Deconstruyendo la SGAE

El Palacio de Longoria, sede de la Sociedad General de Autores y Editores, es una olla a presión que estallará, si no se para el fuego interesado que alimenta la tóxica cocción de los intereses contrapuestos de los gremios o Colegios que la componen. Un colectivo, poderosamente acosado por la pujante industria de la comunicación, la hostelería e Internet. Empresas que no podrían operar sin el talento de los creadores, ni de los contenidos artísticos que explotan, y a los que ningunean sus derechos.

A modo de breve guía para entender la estructura de la SGAE, les diré que los cuatro Colegios: Pequeño Derecho, Audiovisual, Gran Derecho y Editores, componen una Junta Directiva de 39 miembros que eligen a su presidente. Los junteros son elegidos en Elecciones Generales que se celebran cada cuatro años. El peso político de los Colegios viene dado por la importancia de cada uno de ellos en la SGAE. Así, a más recaudación más asientos en la Junta. Hay que aclarar que, con este sistema, ningún Colegio puede conseguir la mayoría absoluta.

* [Información registrada]:
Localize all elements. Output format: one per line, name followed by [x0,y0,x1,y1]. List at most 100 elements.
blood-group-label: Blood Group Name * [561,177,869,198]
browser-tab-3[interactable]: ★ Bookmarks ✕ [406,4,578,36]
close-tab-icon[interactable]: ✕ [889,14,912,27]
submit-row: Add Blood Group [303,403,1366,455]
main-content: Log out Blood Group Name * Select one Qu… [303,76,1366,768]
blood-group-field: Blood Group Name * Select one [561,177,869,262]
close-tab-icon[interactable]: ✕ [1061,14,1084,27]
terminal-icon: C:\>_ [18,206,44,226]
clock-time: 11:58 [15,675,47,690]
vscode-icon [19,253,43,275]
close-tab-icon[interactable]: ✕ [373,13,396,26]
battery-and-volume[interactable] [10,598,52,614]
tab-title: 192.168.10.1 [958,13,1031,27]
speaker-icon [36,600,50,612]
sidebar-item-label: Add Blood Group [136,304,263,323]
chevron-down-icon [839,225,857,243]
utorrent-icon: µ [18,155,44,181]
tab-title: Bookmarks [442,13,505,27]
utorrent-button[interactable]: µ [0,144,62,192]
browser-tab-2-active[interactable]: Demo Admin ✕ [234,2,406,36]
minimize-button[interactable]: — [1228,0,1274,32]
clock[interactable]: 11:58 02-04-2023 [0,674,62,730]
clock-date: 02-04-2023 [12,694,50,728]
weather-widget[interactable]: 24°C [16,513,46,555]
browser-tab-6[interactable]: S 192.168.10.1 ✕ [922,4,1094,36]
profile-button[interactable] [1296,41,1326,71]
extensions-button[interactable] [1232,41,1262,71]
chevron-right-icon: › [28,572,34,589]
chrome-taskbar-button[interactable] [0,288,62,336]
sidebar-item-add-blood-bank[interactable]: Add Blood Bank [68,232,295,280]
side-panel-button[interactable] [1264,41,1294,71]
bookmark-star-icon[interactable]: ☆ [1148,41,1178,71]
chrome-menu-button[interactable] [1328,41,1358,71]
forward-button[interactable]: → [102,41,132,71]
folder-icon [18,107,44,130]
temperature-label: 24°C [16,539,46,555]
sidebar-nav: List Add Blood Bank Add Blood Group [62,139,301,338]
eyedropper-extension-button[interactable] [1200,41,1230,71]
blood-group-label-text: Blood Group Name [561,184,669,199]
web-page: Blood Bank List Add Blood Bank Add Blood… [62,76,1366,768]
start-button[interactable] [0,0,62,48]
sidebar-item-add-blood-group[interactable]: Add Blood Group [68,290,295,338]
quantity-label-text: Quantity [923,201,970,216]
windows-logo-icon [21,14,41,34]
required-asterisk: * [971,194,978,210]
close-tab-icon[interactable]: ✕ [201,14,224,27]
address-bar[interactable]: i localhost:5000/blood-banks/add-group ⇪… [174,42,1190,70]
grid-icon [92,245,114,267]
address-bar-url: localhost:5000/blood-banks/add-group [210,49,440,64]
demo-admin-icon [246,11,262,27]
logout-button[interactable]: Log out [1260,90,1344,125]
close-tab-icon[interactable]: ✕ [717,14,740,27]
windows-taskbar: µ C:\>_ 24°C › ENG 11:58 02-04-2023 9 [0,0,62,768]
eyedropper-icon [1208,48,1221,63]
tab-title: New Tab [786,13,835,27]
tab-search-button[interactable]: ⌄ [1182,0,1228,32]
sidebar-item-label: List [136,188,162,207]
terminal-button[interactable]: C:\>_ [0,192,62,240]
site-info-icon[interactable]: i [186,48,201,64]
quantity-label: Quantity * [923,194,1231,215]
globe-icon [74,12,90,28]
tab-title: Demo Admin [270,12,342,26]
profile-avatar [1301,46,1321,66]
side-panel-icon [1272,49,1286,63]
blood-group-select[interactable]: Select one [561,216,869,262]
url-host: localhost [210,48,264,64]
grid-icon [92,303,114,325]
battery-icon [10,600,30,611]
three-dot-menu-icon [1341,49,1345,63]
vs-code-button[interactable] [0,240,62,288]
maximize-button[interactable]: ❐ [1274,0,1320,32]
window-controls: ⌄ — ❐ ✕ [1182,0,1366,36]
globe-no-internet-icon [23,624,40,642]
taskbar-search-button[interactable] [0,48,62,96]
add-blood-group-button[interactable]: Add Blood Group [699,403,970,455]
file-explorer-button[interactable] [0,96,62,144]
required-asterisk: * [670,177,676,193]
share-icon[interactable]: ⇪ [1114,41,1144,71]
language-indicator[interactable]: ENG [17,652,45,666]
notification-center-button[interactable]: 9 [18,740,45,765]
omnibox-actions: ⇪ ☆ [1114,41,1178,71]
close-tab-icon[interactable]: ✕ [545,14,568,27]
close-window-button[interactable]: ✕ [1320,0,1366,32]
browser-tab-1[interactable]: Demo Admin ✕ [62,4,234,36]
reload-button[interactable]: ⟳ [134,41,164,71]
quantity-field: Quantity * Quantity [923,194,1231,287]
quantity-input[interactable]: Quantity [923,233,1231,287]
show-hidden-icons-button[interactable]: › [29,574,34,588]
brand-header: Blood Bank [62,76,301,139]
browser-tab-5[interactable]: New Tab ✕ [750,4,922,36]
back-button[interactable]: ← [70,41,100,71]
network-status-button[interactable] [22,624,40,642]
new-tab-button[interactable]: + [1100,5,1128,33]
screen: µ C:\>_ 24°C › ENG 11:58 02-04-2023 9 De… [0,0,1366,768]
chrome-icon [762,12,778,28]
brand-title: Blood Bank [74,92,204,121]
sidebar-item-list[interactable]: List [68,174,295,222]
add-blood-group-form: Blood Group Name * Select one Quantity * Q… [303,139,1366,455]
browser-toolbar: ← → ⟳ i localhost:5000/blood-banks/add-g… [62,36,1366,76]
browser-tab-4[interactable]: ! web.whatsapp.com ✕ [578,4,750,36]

* [Conjunto de tareas]:
**1.** Según el texto sobre la SGAE, ¿cuántos miembros componen la Junta Directiva?
**2.** Copia del texto sobre la SGAE el fragmento que comienza con las palabras "El Palacio de" y concluye con "ningunean sus derechos.".
**3.** Prosigue el texto sobre la SGAE a partir de su última oración.
Las entradas no guardan relación con el texto sobre la SGAE.

* [Respuestas por tarea]:
**1.** La Junta Directiva tiene 39 miembros.

**2.**
El Palacio de Longoria, sede de la Sociedad General de Autores y Editores, es una olla a presión que estallará, si no se para el fuego interesado que alimenta la tóxica cocción de los intereses contrapuestos de los gremios o Colegios que la componen. Un colectivo, poderosamente acosado por la pujante industria de la comunicación, la hostelería e Internet. Empresas que no podrían operar sin el talento de los creadores, ni de los contenidos artísticos que explotan, y a los que ningunean sus derechos.

**3.**
Mi efímero paso por la Junta Directiva (2012) que presidió el mercurial Antón Reixa —dimití al año de su constitución— me dio la oportunidad de constatar la inoperancia de un sistema con dificultad para conciliar intereses encontrados, en un momento histórico para el desarrollo de las Sociedades de Gestión de Derechos de Propiedad Intelectual y derechos conexos.

La SGAE venía de una intervención de la Guardia Civil en la que sacó a flote las luces y las sombras de una brillante, y al final errática, era capitaneada por el absolutismo de Teddy Bautista. La confusa herencia de los días de vino y rosas marcó el devenir de la Junta durante el tiempo en el que estuve en ella. Se habían hecho inversiones descabelladas en propiedades inmobiliarias impropias de su objeto social, se apostó por el desarrollo de un sistema digital que era inoperante y caro; además, hubo secretismo y clientelismo. Y, para terminar, se descubrieron las trampas de una sociedad, muy tocada, por las corruptelas de una bomba de relojería llamada rueda.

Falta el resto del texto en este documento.